_THE PROBLEM:_ Your task is to reproduce the material exactly.

_SUPPLIED MATERIAL:_
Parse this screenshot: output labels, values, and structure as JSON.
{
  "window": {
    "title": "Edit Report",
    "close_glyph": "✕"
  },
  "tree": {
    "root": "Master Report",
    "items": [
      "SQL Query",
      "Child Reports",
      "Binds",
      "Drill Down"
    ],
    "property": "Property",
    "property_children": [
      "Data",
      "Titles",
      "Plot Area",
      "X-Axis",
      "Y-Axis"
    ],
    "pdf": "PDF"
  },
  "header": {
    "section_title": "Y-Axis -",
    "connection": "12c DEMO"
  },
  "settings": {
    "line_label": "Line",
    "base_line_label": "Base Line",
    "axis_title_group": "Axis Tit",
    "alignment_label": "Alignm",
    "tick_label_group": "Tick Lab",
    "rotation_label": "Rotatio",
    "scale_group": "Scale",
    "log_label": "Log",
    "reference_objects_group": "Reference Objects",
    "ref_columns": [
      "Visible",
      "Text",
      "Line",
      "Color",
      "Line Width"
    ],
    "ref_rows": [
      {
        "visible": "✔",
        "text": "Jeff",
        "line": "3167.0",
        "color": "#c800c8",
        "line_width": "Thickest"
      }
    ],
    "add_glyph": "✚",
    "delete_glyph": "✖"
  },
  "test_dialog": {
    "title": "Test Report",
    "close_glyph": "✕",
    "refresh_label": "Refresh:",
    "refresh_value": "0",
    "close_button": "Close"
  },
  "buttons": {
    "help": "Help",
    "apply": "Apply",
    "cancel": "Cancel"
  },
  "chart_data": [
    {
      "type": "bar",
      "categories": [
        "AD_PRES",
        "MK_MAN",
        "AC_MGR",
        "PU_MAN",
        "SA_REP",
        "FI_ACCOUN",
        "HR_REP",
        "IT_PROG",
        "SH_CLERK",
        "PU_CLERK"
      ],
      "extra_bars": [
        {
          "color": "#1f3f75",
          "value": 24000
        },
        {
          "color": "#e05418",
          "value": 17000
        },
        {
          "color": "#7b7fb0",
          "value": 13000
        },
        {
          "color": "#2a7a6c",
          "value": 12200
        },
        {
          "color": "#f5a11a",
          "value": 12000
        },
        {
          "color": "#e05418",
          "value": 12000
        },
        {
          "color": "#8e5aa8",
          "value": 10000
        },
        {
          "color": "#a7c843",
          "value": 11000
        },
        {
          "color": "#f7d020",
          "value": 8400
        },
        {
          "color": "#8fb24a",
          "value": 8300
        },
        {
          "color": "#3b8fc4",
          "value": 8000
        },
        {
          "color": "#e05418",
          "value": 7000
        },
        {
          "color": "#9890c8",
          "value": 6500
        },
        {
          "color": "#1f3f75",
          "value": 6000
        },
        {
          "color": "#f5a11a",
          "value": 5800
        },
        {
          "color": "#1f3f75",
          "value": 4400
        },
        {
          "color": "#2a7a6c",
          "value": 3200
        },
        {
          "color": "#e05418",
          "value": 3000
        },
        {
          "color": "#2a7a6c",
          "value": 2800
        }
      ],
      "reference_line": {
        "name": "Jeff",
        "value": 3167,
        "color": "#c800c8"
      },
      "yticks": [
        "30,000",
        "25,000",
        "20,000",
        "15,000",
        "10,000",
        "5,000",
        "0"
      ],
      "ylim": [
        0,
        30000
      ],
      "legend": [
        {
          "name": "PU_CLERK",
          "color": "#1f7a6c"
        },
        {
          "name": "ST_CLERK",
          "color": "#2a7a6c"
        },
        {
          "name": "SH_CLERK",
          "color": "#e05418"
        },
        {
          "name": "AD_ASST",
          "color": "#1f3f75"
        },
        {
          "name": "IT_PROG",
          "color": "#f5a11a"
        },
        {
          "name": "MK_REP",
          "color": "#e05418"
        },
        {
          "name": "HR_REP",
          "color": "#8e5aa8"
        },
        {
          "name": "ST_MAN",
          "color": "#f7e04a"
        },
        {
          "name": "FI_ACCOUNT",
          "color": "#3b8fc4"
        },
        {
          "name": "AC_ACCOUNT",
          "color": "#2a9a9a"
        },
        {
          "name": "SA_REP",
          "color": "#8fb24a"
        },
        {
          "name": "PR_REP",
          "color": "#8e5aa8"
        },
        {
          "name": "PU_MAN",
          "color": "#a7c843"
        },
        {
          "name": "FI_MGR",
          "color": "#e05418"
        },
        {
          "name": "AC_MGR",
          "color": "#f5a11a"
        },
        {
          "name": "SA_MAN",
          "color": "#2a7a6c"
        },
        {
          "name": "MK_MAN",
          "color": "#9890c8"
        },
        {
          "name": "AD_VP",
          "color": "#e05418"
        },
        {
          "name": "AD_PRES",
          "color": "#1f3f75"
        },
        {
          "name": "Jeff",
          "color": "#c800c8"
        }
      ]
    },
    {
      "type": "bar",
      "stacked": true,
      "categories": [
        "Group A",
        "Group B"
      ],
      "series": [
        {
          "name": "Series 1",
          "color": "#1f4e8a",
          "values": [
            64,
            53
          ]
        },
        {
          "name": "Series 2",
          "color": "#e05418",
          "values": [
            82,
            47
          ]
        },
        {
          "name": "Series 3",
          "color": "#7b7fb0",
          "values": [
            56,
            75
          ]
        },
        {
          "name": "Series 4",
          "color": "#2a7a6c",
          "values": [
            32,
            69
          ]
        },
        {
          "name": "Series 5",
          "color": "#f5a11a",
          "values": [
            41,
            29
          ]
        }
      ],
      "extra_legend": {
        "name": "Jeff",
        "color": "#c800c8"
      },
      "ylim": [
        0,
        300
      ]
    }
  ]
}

_SOLUTION FOR THIS PROBLEM:_
Parse this screenshot: output labels, values, and structure as JSON.
{
  "window": {
    "title": "Edit Report",
    "close_glyph": "✕"
  },
  "tree": {
    "root": "Master Report",
    "items": [
      "SQL Query",
      "Child Reports",
      "Binds",
      "Drill Down"
    ],
    "property": "Property",
    "property_children": [
      "Data",
      "Titles",
      "Plot Area",
      "X-Axis",
      "Y-Axis"
    ],
    "pdf": "PDF"
  },
  "header": {
    "section_title": "Y-Axis -",
    "connection": "12c DEMO"
  },
  "settings": {
    "line_label": "Line",
    "base_line_label": "Base Line",
    "axis_title_group": "Axis Tit",
    "alignment_label": "Alignm",
    "tick_label_group": "Tick Lab",
    "rotation_label": "Rotatio",
    "scale_group": "Scale",
    "log_label": "Log",
    "reference_objects_group": "Reference Objects",
    "ref_columns": [
      "Visible",
      "Text",
      "Line",
      "Color",
      "Line Width"
    ],
    "ref_rows": [
      {
        "visible": "✔",
        "text": "Jeff",
        "line": "3167.0",
        "color": "#c800c8",
        "line_width": "Thickest"
      }
    ],
    "add_glyph": "✚",
    "delete_glyph": "✖"
  },
  "test_dialog": {
    "title": "Test Report",
    "close_glyph": "✕",
    "refresh_label": "Refresh:",
    "refresh_value": "0",
    "close_button": "Close"
  },
  "buttons": {
    "help": "Help",
    "apply": "Apply",
    "cancel": "Cancel"
  },
  "chart_data": [
    {
      "type": "bar",
      "categories": [
        "AD_PRES",
        "MK_MAN",
        "AC_MGR",
        "PU_MAN",
        "SA_REP",
        "FI_ACCOUN",
        "HR_REP",
        "IT_PROG",
        "SH_CLERK",
        "PU_CLERK"
      ],
      "extra_bars": [
        {
          "color": "#1f3f75",
          "value": 24000
        },
        {
          "color": "#e05418",
          "value": 17000
        },
        {
          "color": "#7b7fb0",
          "value": 13000
        },
        {
          "color": "#2a7a6c",
          "value": 12200
        },
        {
          "color": "#f5a11a",
          "value": 12000
        },
        {
          "color": "#e05418",
          "value": 12000
        },
        {
          "color": "#8e5aa8",
          "value": 10000
        },
        {
          "color": "#a7c843",
          "value": 11000
        },
        {
          "color": "#f7d020",
          "value": 8400
        },
        {
          "color": "#8fb24a",
          "value": 8300
        },
        {
          "color": "#3b8fc4",
          "value": 8000
        },
        {
          "color": "#e05418",
          "value": 7000
        },
        {
          "color": "#9890c8",
          "value": 6500
        },
        {
          "color": "#1f3f75",
          "value": 6000
        },
        {
          "color": "#f5a11a",
          "value": 5800
        },
        {
          "color": "#1f3f75",
          "value": 4400
        },
        {
          "color": "#2a7a6c",
          "value": 3200
        },
        {
          "color": "#e05418",
          "value": 3000
        },
        {
          "color": "#2a7a6c",
          "value": 2800
        }
      ],
      "reference_line": {
        "name": "Jeff",
        "value": 3167,
        "color": "#c800c8"
      },
      "yticks": [
        "30,000",
        "25,000",
        "20,000",
        "15,000",
        "10,000",
        "5,000",
        "0"
      ],
      "ylim": [
        0,
        30000
      ],
      "legend": [
        {
          "name": "PU_CLERK",
          "color": "#1f7a6c"
        },
        {
          "name": "ST_CLERK",
          "color": "#2a7a6c"
        },
        {
          "name": "SH_CLERK",
          "color": "#e05418"
        },
        {
          "name": "AD_ASST",
          "color": "#1f3f75"
        },
        {
          "name": "IT_PROG",
          "color": "#f5a11a"
        },
        {
          "name": "MK_REP",
          "color": "#e05418"
        },
        {
          "name": "HR_REP",
          "color": "#8e5aa8"
        },
        {
          "name": "ST_MAN",
          "color": "#f7e04a"
        },
        {
          "name": "FI_ACCOUNT",
          "color": "#3b8fc4"
        },
        {
          "name": "AC_ACCOUNT",
          "color": "#2a9a9a"
        },
        {
          "name": "SA_REP",
          "color": "#8fb24a"
        },
        {
          "name": "PR_REP",
          "color": "#8e5aa8"
        },
        {
          "name": "PU_MAN",
          "color": "#a7c843"
        },
        {
          "name": "FI_MGR",
          "color": "#e05418"
        },
        {
          "name": "AC_MGR",
          "color": "#f5a11a"
        },
        {
          "name": "SA_MAN",
          "color": "#2a7a6c"
        },
        {
          "name": "MK_MAN",
          "color": "#9890c8"
        },
        {
          "name": "AD_VP",
          "color": "#e05418"
        },
        {
          "name": "AD_PRES",
          "color": "#1f3f75"
        },
        {
          "name": "Jeff",
          "color": "#c800c8"
        }
      ]
    },
    {
      "type": "bar",
      "stacked": true,
      "categories": [
        "Group A",
        "Group B"
      ],
      "series": [
        {
          "name": "Series 1",
          "color": "#1f4e8a",
          "values": [
            64,
            53
          ]
        },
        {
          "name": "Series 2",
          "color": "#e05418",
          "values": [
            82,
            47
          ]
        },
        {
          "name": "Series 3",
          "color": "#7b7fb0",
          "values": [
            56,
            75
          ]
        },
        {
          "name": "Series 4",
          "color": "#2a7a6c",
          "values": [
            32,
            69
          ]
        },
        {
          "name": "Series 5",
          "color": "#f5a11a",
          "values": [
            41,
            29
          ]
        }
      ],
      "extra_legend": {
        "name": "Jeff",
        "color": "#c800c8"
      },
      "ylim": [
        0,
        300
      ]
    }
  ]
}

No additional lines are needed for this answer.